#### PROMPT
Your task is to write out the complete listing exactly as it is shown.

#### EXTRACTED MATERIAL
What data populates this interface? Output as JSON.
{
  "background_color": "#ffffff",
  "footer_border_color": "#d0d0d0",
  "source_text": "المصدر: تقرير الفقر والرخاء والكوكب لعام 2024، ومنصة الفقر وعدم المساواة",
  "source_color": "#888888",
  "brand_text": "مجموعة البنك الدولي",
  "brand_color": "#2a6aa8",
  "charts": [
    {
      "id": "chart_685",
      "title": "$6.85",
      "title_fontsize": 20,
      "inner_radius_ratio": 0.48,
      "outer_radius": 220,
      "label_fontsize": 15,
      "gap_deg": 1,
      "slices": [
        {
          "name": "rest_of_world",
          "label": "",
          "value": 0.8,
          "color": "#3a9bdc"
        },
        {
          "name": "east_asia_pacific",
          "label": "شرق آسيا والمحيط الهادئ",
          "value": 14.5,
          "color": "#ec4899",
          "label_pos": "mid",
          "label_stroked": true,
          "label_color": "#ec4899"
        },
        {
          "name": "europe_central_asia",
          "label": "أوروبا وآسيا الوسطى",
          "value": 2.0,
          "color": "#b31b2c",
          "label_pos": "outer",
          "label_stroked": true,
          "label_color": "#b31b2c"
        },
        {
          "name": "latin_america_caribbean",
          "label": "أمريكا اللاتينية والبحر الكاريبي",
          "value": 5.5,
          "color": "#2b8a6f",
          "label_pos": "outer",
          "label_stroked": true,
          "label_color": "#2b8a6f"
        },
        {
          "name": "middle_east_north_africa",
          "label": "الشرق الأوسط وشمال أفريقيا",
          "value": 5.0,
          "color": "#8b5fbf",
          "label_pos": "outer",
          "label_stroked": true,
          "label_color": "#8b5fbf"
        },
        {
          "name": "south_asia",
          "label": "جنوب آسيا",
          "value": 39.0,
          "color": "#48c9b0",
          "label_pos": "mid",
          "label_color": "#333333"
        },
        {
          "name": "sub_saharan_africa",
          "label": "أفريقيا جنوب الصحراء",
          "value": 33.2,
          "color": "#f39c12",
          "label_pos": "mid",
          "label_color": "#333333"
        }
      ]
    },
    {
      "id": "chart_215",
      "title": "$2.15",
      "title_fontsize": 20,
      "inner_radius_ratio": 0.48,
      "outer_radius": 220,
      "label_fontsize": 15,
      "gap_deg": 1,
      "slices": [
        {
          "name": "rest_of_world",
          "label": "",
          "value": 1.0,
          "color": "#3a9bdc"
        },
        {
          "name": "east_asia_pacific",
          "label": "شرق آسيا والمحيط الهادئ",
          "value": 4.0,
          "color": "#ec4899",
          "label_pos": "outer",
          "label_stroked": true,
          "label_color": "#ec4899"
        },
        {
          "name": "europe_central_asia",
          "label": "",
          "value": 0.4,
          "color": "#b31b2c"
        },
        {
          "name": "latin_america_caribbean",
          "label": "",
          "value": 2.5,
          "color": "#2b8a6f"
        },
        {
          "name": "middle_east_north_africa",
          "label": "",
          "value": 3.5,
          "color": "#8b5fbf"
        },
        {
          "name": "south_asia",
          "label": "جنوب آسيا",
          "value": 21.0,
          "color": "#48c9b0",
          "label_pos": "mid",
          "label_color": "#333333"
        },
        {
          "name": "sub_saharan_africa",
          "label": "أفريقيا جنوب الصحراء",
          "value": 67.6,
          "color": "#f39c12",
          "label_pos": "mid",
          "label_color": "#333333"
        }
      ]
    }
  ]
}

#### ANSWER TO THE TASK
What data populates this interface? Output as JSON.
{
  "background_color": "#ffffff",
  "footer_border_color": "#d0d0d0",
  "source_text": "المصدر: تقرير الفقر والرخاء والكوكب لعام 2024، ومنصة الفقر وعدم المساواة",
  "source_color": "#888888",
  "brand_text": "مجموعة البنك الدولي",
  "brand_color": "#2a6aa8",
  "charts": [
    {
      "id": "chart_685",
      "title": "$6.85",
      "title_fontsize": 20,
      "inner_radius_ratio": 0.48,
      "outer_radius": 220,
      "label_fontsize": 15,
      "gap_deg": 1,
      "slices": [
        {
          "name": "rest_of_world",
          "label": "",
          "value": 0.8,
          "color": "#3a9bdc"
        },
        {
          "name": "east_asia_pacific",
          "label": "شرق آسيا والمحيط الهادئ",
          "value": 14.5,
          "color": "#ec4899",
          "label_pos": "mid",
          "label_stroked": true,
          "label_color": "#ec4899"
        },
        {
          "name": "europe_central_asia",
          "label": "أوروبا وآسيا الوسطى",
          "value": 2.0,
          "color": "#b31b2c",
          "label_pos": "outer",
          "label_stroked": true,
          "label_color": "#b31b2c"
        },
        {
          "name": "latin_america_caribbean",
          "label": "أمريكا اللاتينية والبحر الكاريبي",
          "value": 5.5,
          "color": "#2b8a6f",
          "label_pos": "outer",
          "label_stroked": true,
          "label_color": "#2b8a6f"
        },
        {
          "name": "middle_east_north_africa",
          "label": "الشرق الأوسط وشمال أفريقيا",
          "value": 5.0,
          "color": "#8b5fbf",
          "label_pos": "outer",
          "label_stroked": true,
          "label_color": "#8b5fbf"
        },
        {
          "name": "south_asia",
          "label": "جنوب آسيا",
          "value": 39.0,
          "color": "#48c9b0",
          "label_pos": "mid",
          "label_color": "#333333"
        },
        {
          "name": "sub_saharan_africa",
          "label": "أفريقيا جنوب الصحراء",
          "value": 33.2,
          "color": "#f39c12",
          "label_pos": "mid",
          "label_color": "#333333"
        }
      ]
    },
    {
      "id": "chart_215",
      "title": "$2.15",
      "title_fontsize": 20,
      "inner_radius_ratio": 0.48,
      "outer_radius": 220,
      "label_fontsize": 15,
      "gap_deg": 1,
      "slices": [
        {
          "name": "rest_of_world",
          "label": "",
          "value": 1.0,
          "color": "#3a9bdc"
        },
        {
          "name": "east_asia_pacific",
          "label": "شرق آسيا والمحيط الهادئ",
          "value": 4.0,
          "color": "#ec4899",
          "label_pos": "outer",
          "label_stroked": true,
          "label_color": "#ec4899"
        },
        {
          "name": "europe_central_asia",
          "label": "",
          "value": 0.4,
          "color": "#b31b2c"
        },
        {
          "name": "latin_america_caribbean",
          "label": "",
          "value": 2.5,
          "color": "#2b8a6f"
        },
        {
          "name": "middle_east_north_africa",
          "label": "",
          "value": 3.5,
          "color": "#8b5fbf"
        },
        {
          "name": "south_asia",
          "label": "جنوب آسيا",
          "value": 21.0,
          "color": "#48c9b0",
          "label_pos": "mid",
          "label_color": "#333333"
        },
        {
          "name": "sub_saharan_africa",
          "label": "أفريقيا جنوب الصحراء",
          "value": 67.6,
          "color": "#f39c12",
          "label_pos": "mid",
          "label_color": "#333333"
        }
      ]
    }
  ]
}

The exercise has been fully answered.